Сабина Дарденн - Мне было 12 лет, я села на велосипед и поехала в школу
Я хотела, чтобы меня просто любили, не осуждая меня. Хотела существовать ради моей матери. Возможно, не так, как она отдавала предпочтение любимой дочери, я не вынесла бы такое предпочтение, но, по крайней мере, чтобы я могла видеть его хотя бы время от времени… Неужели мне надо было исчезнуть, чтобы на меня наконец обратили внимание? Внезапно я стала объектом всеобщего внимания, причем до такой степени, что я от этого задыхалась.
В любом случае я не была любимой дочерью, той, которую гладят по головке, сидя вечерами у телевизора, той, которая прекрасно учится в школе по всем предметам. А я была всегда полный ноль по математике. Моя способность запоминать номера телефонов и автомобилей на уроках математики мне совершенно не помогала.
Я ненавидела ту манеру, с какой моя мать постоянно принижала меня в этом плане, да и во многих других тоже. Мои старшие сестры всегда все делали хорошо, я же была, как мне казалось, непослушным гадким утенком, этаким совсем пропащим ребенком. Материнская нежность не была поделена между нами, мне доставалось лишь относительное внимание с ее стороны, и в конечном итоге ничего не изменилось. Если в начале меня опекали чересчур, то потом все вернулось на круги своя.
«Твой дневник! Опять „неуд“! Надо подмести! От этой собаки одна шерсть!»
Иногда я вспоминала, как в своей крысиной норе размышляла над своими провалами в математике и над всем остальным, в чем я чувствовала себя виноватой. Тогда я писала: «Я обещаю вам… Я буду более доброй, более послушной…»
Но достаточно было матери сказать мне снова подметать — и это был приказ, надо было немедленно бросаться исполнять его, — и я снова видела себя в этом грязном доме, который я мыла на карачках по приказу того, другого, грязной тряпкой и средством для мытья посуды. Я видела себя униженной и принуждаемой Золушкой, в условиях, которые никто себе не мог представить, и я не могла больше выносить ни приказов, ни принуждения. Короче говоря, я больше не могла признавать авторитарности.
Во всяком случае, раньше работа по хозяйству меня никогда не воодушевляла. Я была слишком маленькой и полагала, что мои старшие сестры должны взять на себя ее большую часть. Однако мать не слушала меня. Я действительно чувствовала себя в стороне от них обеих.

Собранные данные:
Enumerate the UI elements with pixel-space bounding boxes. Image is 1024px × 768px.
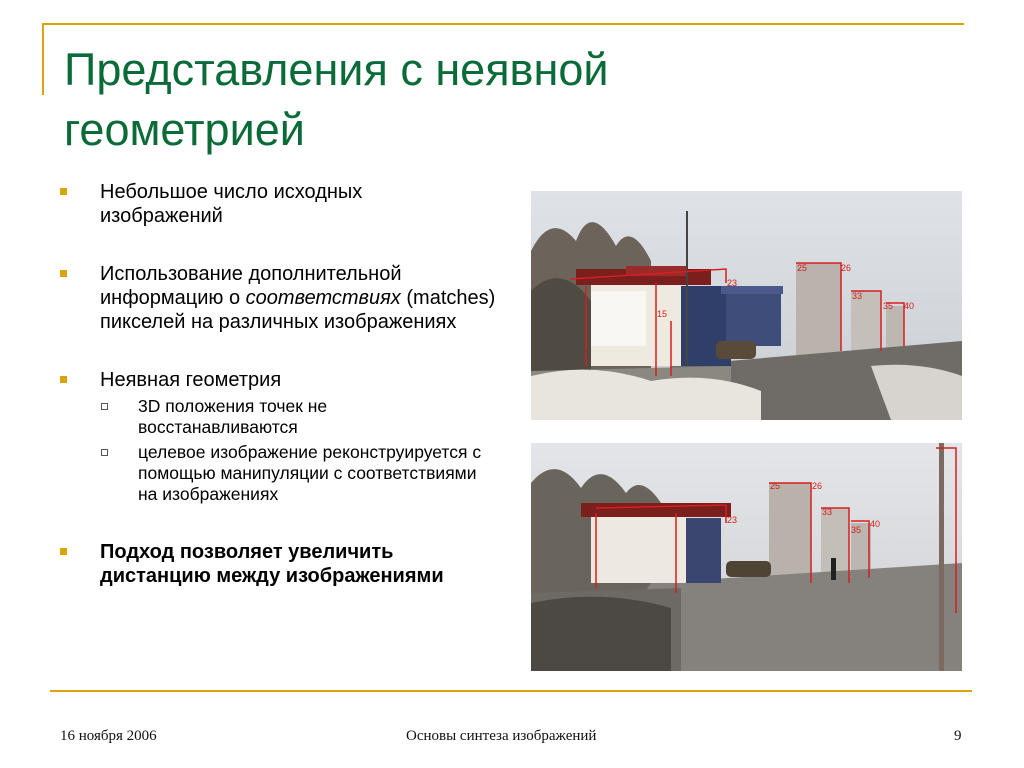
sub-bullet-text: 3D положения точек не восстанавливаются (138, 396, 328, 437)
bullet-list (58, 180, 498, 588)
bullet-square-icon (60, 188, 67, 195)
sub-bullet-square-icon (101, 403, 108, 410)
title-line-1: Представления с неявной (64, 44, 609, 95)
bullet-item (58, 540, 480, 588)
match-label: 40 (904, 301, 915, 311)
match-label: 35 (851, 525, 862, 535)
match-label: 26 (812, 481, 823, 491)
title-line-2: геометрией (64, 104, 305, 155)
bullet-text-part: Использование дополнительной информацию о (100, 263, 402, 309)
street-photo-bottom (531, 443, 962, 671)
bullet-square-icon (60, 376, 67, 383)
match-label: 23 (727, 278, 738, 288)
match-label: 35 (883, 301, 894, 311)
sub-bullet-item (58, 396, 438, 438)
bullet-item (58, 368, 498, 392)
street-photo-top (531, 191, 962, 420)
street-photo-top-image (531, 191, 962, 420)
match-label: 23 (727, 515, 738, 525)
bullet-square-icon (60, 270, 67, 277)
bullet-text (100, 263, 495, 333)
sub-bullet-item (58, 442, 488, 505)
match-label: 26 (841, 263, 852, 273)
match-label: 40 (870, 519, 881, 529)
left-rule (42, 23, 44, 95)
bullet-text-italic: соответствиях (245, 287, 401, 309)
match-label: 15 (657, 309, 668, 319)
sub-bullet-text: целевое изображение реконструируется с помощью манипуляции с соответствиями на изображениях (138, 442, 482, 504)
match-label: 25 (770, 481, 781, 491)
bullet-item (58, 180, 440, 228)
match-label: 33 (852, 291, 863, 301)
sub-bullet-square-icon (101, 449, 108, 456)
footer-page-number: 9 (954, 728, 962, 744)
footer-date: 16 ноября 2006 (60, 728, 157, 744)
bullet-item (58, 262, 498, 334)
top-rule (42, 23, 964, 25)
match-label: 25 (797, 263, 808, 273)
street-photo-bottom-image (531, 443, 962, 671)
bottom-rule (50, 690, 972, 692)
bullet-text: Неявная геометрия (100, 369, 282, 391)
slide-title (64, 40, 764, 160)
footer-course: Основы синтеза изображений (406, 728, 597, 744)
bullet-text: Подход позволяет увеличить дистанцию между изображениями (100, 541, 444, 587)
match-label: 33 (822, 507, 833, 517)
bullet-text-part: (matches) пикселей на различных изображениях (100, 287, 496, 333)
bullet-text: Небольшое число исходных изображений (100, 181, 363, 227)
bullet-square-icon (60, 548, 67, 555)
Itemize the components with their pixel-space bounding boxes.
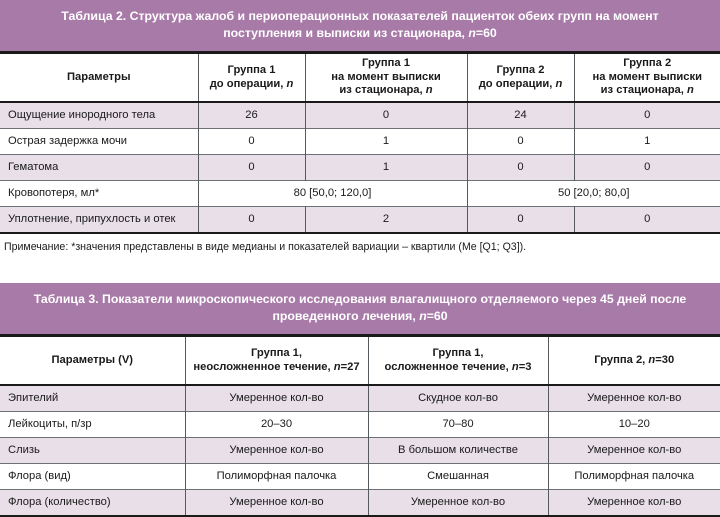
table-2-caption	[0, 0, 720, 54]
col-label-line2-tail: =3	[518, 360, 532, 373]
table-row	[0, 385, 720, 411]
row-cell: Умеренное кол-во	[368, 489, 548, 515]
table-2-col-group2-post	[574, 54, 720, 102]
col-label-line1: Параметры	[66, 70, 131, 83]
row-cell: Умеренное кол-во	[548, 489, 720, 515]
row-param: Гематома	[0, 154, 198, 180]
col-label-line1-tail: =30	[655, 353, 675, 366]
table-3	[0, 337, 720, 515]
col-label-line1: Группа 1,	[432, 347, 484, 359]
col-label-line2-n: n	[286, 77, 294, 90]
table-2-header-row	[0, 54, 720, 102]
row-cell: 0	[198, 206, 305, 232]
row-cell-merged: 80 [50,0; 120,0]	[198, 180, 467, 206]
col-label-line3-n: n	[425, 84, 433, 97]
table-row	[0, 128, 720, 154]
col-label-line2-n: n	[555, 77, 563, 90]
table-2-body	[0, 102, 720, 232]
row-cell: 0	[467, 128, 574, 154]
col-label-line1: Параметры (V)	[51, 353, 134, 366]
col-label-line2-tail: =27	[340, 360, 360, 373]
row-cell: 0	[467, 206, 574, 232]
row-param: Кровопотеря, мл*	[0, 180, 198, 206]
row-cell: Умеренное кол-во	[548, 385, 720, 411]
col-label-line2: неосложненное течение,	[193, 360, 334, 373]
table-3-caption-tail: =60	[426, 309, 448, 323]
table-2-caption-n: n	[468, 26, 476, 40]
col-label-line2: на момент выписки	[331, 70, 441, 83]
table-row	[0, 154, 720, 180]
table-row	[0, 437, 720, 463]
col-label-line2: до операции,	[478, 77, 556, 90]
row-cell: 0	[574, 102, 720, 128]
col-label-line2-n: n	[333, 360, 341, 373]
table-row	[0, 411, 720, 437]
row-cell: Умеренное кол-во	[185, 489, 368, 515]
table-gap	[0, 261, 720, 283]
row-cell: 0	[198, 154, 305, 180]
table-3-caption-n: n	[419, 309, 427, 323]
row-cell: Умеренное кол-во	[185, 437, 368, 463]
row-param: Эпителий	[0, 385, 185, 411]
table-3-caption	[0, 283, 720, 337]
table-2-note: Примечание: *значения представлены в виде медианы и показателей вариации – квартили (Me [Q1; Q3]).	[0, 232, 720, 261]
table-3-col-group1-complicated	[368, 337, 548, 385]
col-label-line1: Группа 1	[362, 57, 410, 70]
row-cell: 0	[198, 128, 305, 154]
row-cell: Полиморфная палочка	[185, 463, 368, 489]
col-label-line1: Группа 2	[623, 57, 672, 70]
row-cell: 0	[467, 154, 574, 180]
table-3-col-group2	[548, 337, 720, 385]
table-2-caption-tail: =60	[475, 26, 497, 40]
col-label-line3: из стационара,	[339, 84, 426, 97]
col-label-line1: Группа 1,	[251, 347, 302, 359]
row-cell: Скудное кол-во	[368, 385, 548, 411]
row-cell: Умеренное кол-во	[185, 385, 368, 411]
col-label-line2: до операции,	[209, 77, 287, 90]
col-label-line1-n: n	[648, 353, 656, 366]
col-label-line1: Группа 2,	[594, 353, 649, 366]
col-label-line1: Группа 1	[227, 64, 276, 76]
row-param: Флора (вид)	[0, 463, 185, 489]
table-3-col-group1-uncomplicated	[185, 337, 368, 385]
row-param: Флора (количество)	[0, 489, 185, 515]
table-3-block	[0, 283, 720, 517]
table-row	[0, 180, 720, 206]
row-cell-merged: 50 [20,0; 80,0]	[467, 180, 720, 206]
table-2	[0, 54, 720, 232]
col-label-line2: на момент выписки	[592, 70, 702, 83]
row-cell: 24	[467, 102, 574, 128]
row-cell: 1	[305, 128, 467, 154]
col-label-line1: Группа 2	[496, 64, 545, 76]
row-param: Уплотнение, припухлость и отек	[0, 206, 198, 232]
row-cell: В большом количестве	[368, 437, 548, 463]
table-row	[0, 489, 720, 515]
col-label-line3-n: n	[686, 84, 694, 97]
table-2-col-group1-pre	[198, 54, 305, 102]
row-cell: 26	[198, 102, 305, 128]
row-param: Слизь	[0, 437, 185, 463]
row-cell: 2	[305, 206, 467, 232]
row-cell: Полиморфная палочка	[548, 463, 720, 489]
row-cell: 20–30	[185, 411, 368, 437]
row-cell: 0	[574, 206, 720, 232]
table-3-header-row	[0, 337, 720, 385]
row-cell: 70–80	[368, 411, 548, 437]
table-2-col-group2-pre	[467, 54, 574, 102]
row-cell: Смешанная	[368, 463, 548, 489]
col-label-line3: из стационара,	[600, 84, 687, 97]
row-param: Острая задержка мочи	[0, 128, 198, 154]
table-3-caption-text: Таблица 3. Показатели микроскопического исследования влагалищного отделяемого через 45 дней после проведенного лечения,	[33, 292, 687, 323]
table-row	[0, 206, 720, 232]
table-2-caption-text: Таблица 2. Структура жалоб и периоперационных показателей пациенток обеих групп на момент поступления и выписки из стационара,	[61, 9, 659, 40]
table-3-col-params	[0, 337, 185, 385]
row-cell: Умеренное кол-во	[548, 437, 720, 463]
table-2-col-params	[0, 54, 198, 102]
row-param: Лейкоциты, п/зр	[0, 411, 185, 437]
col-label-line2: осложненное течение,	[384, 360, 512, 373]
row-cell: 1	[305, 154, 467, 180]
row-cell: 10–20	[548, 411, 720, 437]
row-cell: 0	[305, 102, 467, 128]
table-row	[0, 102, 720, 128]
col-label-line2-n: n	[511, 360, 519, 373]
table-2-col-group1-post	[305, 54, 467, 102]
table-3-body	[0, 385, 720, 515]
table-row	[0, 463, 720, 489]
row-cell: 0	[574, 154, 720, 180]
row-cell: 1	[574, 128, 720, 154]
row-param: Ощущение инородного тела	[0, 102, 198, 128]
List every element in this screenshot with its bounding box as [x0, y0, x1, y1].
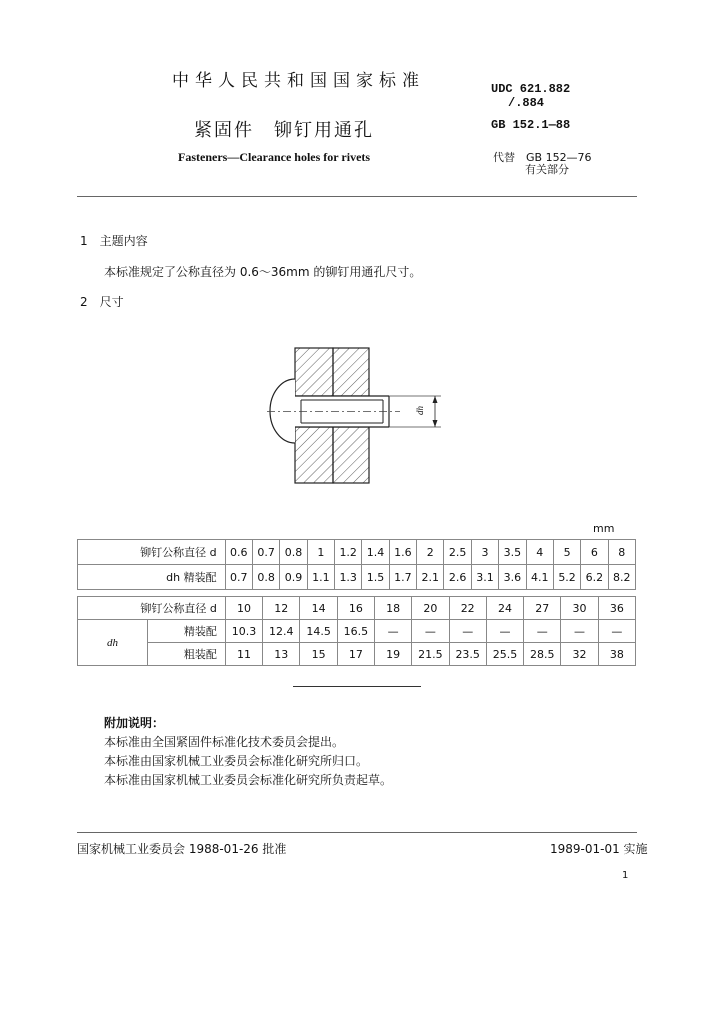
table-cell: 1.3	[335, 565, 362, 590]
replaces-scope: 有关部分	[525, 163, 569, 176]
table-cell: 19	[375, 643, 412, 666]
row-label: 精装配	[147, 620, 225, 643]
table-cell: 28.5	[524, 643, 561, 666]
table-cell: 2.6	[444, 565, 471, 590]
table-cell: —	[449, 620, 486, 643]
table-cell: 27	[524, 597, 561, 620]
rivet-hole-drawing	[265, 343, 455, 488]
dimension-label: dh	[415, 406, 425, 415]
table-cell: 5.2	[553, 565, 580, 590]
table-cell: 4	[526, 540, 553, 565]
table-cell: 1.5	[362, 565, 389, 590]
table-cell: 2.1	[417, 565, 444, 590]
table-cell: 3.1	[471, 565, 498, 590]
table-cell: 1.2	[335, 540, 362, 565]
table-cell: 0.6	[225, 540, 252, 565]
table-cell: —	[486, 620, 523, 643]
udc-code-continued: /.884	[508, 96, 545, 110]
table-cell: 1.4	[362, 540, 389, 565]
table-cell: —	[598, 620, 635, 643]
unit-label: mm	[593, 522, 615, 535]
table-cell: 1.1	[307, 565, 334, 590]
effective-date: 1989-01-01 实施	[550, 842, 648, 856]
table-cell: —	[375, 620, 412, 643]
table-cell: 0.8	[252, 565, 279, 590]
table-cell: —	[561, 620, 598, 643]
table-cell: 6.2	[581, 565, 608, 590]
table-cell: 3.5	[499, 540, 526, 565]
table-cell: 3	[471, 540, 498, 565]
table-cell: 5	[553, 540, 580, 565]
page-number: 1	[622, 870, 629, 881]
table-cell: 17	[337, 643, 374, 666]
table-cell: 14.5	[300, 620, 337, 643]
group-label: dh	[78, 620, 148, 666]
table-cell: 20	[412, 597, 449, 620]
note-line: 本标准由国家机械工业委员会标准化研究所归口。	[104, 754, 369, 768]
table-row	[78, 643, 636, 666]
spec-table-large	[77, 596, 636, 666]
table-cell: —	[524, 620, 561, 643]
spec-table-small	[77, 539, 636, 590]
standard-org-title: 中华人民共和国国家标准	[172, 71, 425, 91]
content-end-divider	[293, 686, 421, 687]
footer-divider	[77, 832, 637, 833]
table-row	[78, 597, 636, 620]
header-divider	[77, 196, 637, 197]
table-cell: 38	[598, 643, 635, 666]
table-cell: 12	[263, 597, 300, 620]
table-cell: 22	[449, 597, 486, 620]
table-row	[78, 540, 636, 565]
section-2-heading: 2 尺寸	[80, 295, 124, 309]
table-cell: 16	[337, 597, 374, 620]
table-cell: 23.5	[449, 643, 486, 666]
table-cell: 15	[300, 643, 337, 666]
table-cell: 0.9	[280, 565, 307, 590]
table-cell: 18	[375, 597, 412, 620]
table-cell: 0.7	[225, 565, 252, 590]
table-cell: 2.5	[444, 540, 471, 565]
table-cell: 1.6	[389, 540, 416, 565]
table-cell: 16.5	[337, 620, 374, 643]
table-cell: 0.7	[252, 540, 279, 565]
table-cell: 30	[561, 597, 598, 620]
table-cell: 3.6	[499, 565, 526, 590]
table-cell: 1	[307, 540, 334, 565]
left-plate-lower	[295, 427, 333, 483]
section-1-text: 本标准规定了公称直径为 0.6～36mm 的铆钉用通孔尺寸。	[104, 265, 422, 279]
table-cell: 2	[417, 540, 444, 565]
gb-number: GB 152.1—88	[491, 118, 571, 132]
table-cell: 14	[300, 597, 337, 620]
table-row	[78, 565, 636, 590]
row-label: 粗装配	[147, 643, 225, 666]
right-plate-upper	[333, 348, 369, 396]
row-label: dh 精装配	[78, 565, 226, 590]
table-cell: 12.4	[263, 620, 300, 643]
table-cell: 10.3	[225, 620, 262, 643]
table-row	[78, 620, 636, 643]
notes-title: 附加说明：	[104, 716, 165, 730]
table-cell: 8	[608, 540, 635, 565]
table-cell: 11	[225, 643, 262, 666]
table-cell: 6	[581, 540, 608, 565]
table-cell: 8.2	[608, 565, 635, 590]
replaces-standard: 代替 GB 152—76	[493, 151, 592, 164]
table-cell: 24	[486, 597, 523, 620]
approval-date: 国家机械工业委员会 1988-01-26 批准	[77, 842, 287, 856]
note-line: 本标准由国家机械工业委员会标准化研究所负责起草。	[104, 773, 393, 787]
table-cell: 25.5	[486, 643, 523, 666]
table-cell: 13	[263, 643, 300, 666]
section-1-heading: 1 主题内容	[80, 234, 148, 248]
row-label: 铆钉公称直径 d	[78, 540, 226, 565]
standard-title: 紧固件 铆钉用通孔	[194, 120, 374, 141]
table-cell: 36	[598, 597, 635, 620]
table-cell: 21.5	[412, 643, 449, 666]
row-label: 铆钉公称直径 d	[78, 597, 226, 620]
english-title: Fasteners—Clearance holes for rivets	[178, 150, 371, 164]
table-cell: 32	[561, 643, 598, 666]
note-line: 本标准由全国紧固件标准化技术委员会提出。	[104, 735, 345, 749]
left-plate-upper	[295, 348, 333, 396]
table-cell: 1.7	[389, 565, 416, 590]
rivet-head	[270, 379, 295, 443]
table-cell: —	[412, 620, 449, 643]
table-cell: 0.8	[280, 540, 307, 565]
udc-code: UDC 621.882	[491, 82, 571, 96]
table-cell: 4.1	[526, 565, 553, 590]
right-plate-lower	[333, 427, 369, 483]
table-cell: 10	[225, 597, 262, 620]
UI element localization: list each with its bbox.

Суть задания:
Напишите, что идет дальше в исходном отрывке воспоминаний об отношениях с матерью, начиная сразу после его последней фразы. Материалы, приведенные выше, для работы не понадобятся.

Ответ к упражнению:
Ребенком я играла в маленькие машинки, я каталась на роликах, на скейтборде, играла в футбол. Я ночевала в палатках с подружками. Я часто проводила время с отцом, у меня был свой собственный маленький садик. Я обожаю редиску… И там я могла уединиться: поиграть в своей избушке или пойти к подруге. Мысль о том, что моя мать не слушает меня, проходила быстро в то время, я веселилась, а возвращаясь домой, я немного дулась, как это умеют делать дети. А потом я обо всем забывала.
Но когда я оказалась взаперти у этого психопата, я вновь обдумывала все эти вещи. Глядя в свой табель, считая дни над моим классным календарем, я видела мать, слышала, как она вопрошает: «Ну и что это, опять ничего не делала по математике?» И опять ругань, опять упреки.
И тем не менее именно ей я писала, именно ее хотела увидеть вперед всех остальных. Если бы тот мерзавец сказал мне: «Ты можешь увидеть одного человека из своей семьи», то я бы выбрала маму или бабулю. В заключение скажу, что в подростковом периоде я все-таки сделала вывод, что в конечном итоге мне было лучше, когда она мною не занималась. Недостаток общения в семье может нанести ущерб. Но если случается что-то серьезное, пропасть расширяется еще больше.
Два года, последовавшие за моим освобождением, я не очень-то плохо противостояла своей семье.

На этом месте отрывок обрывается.